- **Written task**:
Report each line of the data that has "than" somewhere in it.

Raw records

[BEGIN]

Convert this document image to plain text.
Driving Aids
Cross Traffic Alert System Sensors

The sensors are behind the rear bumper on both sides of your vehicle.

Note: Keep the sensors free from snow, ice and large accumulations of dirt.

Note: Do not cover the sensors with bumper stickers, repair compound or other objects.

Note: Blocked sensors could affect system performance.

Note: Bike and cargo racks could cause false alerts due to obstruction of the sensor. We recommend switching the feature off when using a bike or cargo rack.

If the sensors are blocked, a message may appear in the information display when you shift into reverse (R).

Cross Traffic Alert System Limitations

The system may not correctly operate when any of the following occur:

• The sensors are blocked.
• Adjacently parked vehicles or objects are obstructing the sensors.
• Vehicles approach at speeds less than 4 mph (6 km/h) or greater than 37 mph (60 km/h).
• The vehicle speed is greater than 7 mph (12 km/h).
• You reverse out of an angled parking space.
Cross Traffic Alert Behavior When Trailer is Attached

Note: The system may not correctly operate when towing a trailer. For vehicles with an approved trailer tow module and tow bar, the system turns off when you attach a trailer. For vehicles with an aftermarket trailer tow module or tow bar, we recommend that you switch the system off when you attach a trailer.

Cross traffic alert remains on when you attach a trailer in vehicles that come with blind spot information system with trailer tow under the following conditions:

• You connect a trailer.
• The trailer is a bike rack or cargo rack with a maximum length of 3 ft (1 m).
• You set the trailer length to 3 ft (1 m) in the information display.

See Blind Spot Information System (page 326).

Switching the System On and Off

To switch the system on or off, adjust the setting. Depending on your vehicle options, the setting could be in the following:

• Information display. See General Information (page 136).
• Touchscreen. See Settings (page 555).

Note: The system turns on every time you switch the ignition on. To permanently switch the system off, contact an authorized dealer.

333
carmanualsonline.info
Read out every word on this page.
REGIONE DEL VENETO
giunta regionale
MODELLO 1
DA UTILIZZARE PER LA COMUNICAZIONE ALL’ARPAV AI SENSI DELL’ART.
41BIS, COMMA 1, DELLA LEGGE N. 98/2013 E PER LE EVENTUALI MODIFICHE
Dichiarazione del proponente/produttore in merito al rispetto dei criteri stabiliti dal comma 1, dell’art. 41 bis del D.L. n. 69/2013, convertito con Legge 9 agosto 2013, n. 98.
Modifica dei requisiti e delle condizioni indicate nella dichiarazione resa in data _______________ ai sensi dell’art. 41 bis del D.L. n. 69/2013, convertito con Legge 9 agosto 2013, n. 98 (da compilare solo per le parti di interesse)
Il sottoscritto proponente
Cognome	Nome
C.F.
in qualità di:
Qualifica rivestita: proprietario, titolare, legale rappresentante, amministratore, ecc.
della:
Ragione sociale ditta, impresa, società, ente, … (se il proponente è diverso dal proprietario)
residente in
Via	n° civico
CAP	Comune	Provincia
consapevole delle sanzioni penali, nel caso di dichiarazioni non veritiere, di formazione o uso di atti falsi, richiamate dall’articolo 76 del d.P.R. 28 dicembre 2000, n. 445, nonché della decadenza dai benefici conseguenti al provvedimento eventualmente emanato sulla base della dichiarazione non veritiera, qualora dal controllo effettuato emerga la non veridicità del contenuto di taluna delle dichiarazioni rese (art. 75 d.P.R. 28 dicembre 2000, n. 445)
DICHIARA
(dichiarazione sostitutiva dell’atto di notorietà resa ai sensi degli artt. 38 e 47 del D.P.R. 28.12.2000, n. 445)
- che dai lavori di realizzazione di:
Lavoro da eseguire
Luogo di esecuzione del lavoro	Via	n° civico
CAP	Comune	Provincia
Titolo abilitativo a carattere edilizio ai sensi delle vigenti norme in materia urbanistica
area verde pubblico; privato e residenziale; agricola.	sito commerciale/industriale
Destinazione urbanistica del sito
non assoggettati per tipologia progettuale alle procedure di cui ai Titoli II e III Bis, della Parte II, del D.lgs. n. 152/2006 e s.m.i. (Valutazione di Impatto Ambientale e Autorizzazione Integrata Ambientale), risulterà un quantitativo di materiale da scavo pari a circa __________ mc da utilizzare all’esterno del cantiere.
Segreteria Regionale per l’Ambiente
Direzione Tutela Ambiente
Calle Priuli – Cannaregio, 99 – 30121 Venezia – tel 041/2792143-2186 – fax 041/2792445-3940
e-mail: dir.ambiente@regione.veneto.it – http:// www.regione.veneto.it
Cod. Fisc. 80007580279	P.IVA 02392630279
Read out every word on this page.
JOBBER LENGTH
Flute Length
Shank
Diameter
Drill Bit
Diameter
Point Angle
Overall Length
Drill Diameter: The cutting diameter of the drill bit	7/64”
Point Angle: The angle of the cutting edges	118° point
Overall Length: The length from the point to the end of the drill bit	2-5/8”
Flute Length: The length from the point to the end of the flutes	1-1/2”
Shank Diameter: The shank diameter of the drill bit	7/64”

[END]

- **Response to the task**:
• Vehicles approach at speeds less than 4 mph (6 km/h) or greater than 37 mph (60 km/h).
• The vehicle speed is greater than 7 mph (12 km/h).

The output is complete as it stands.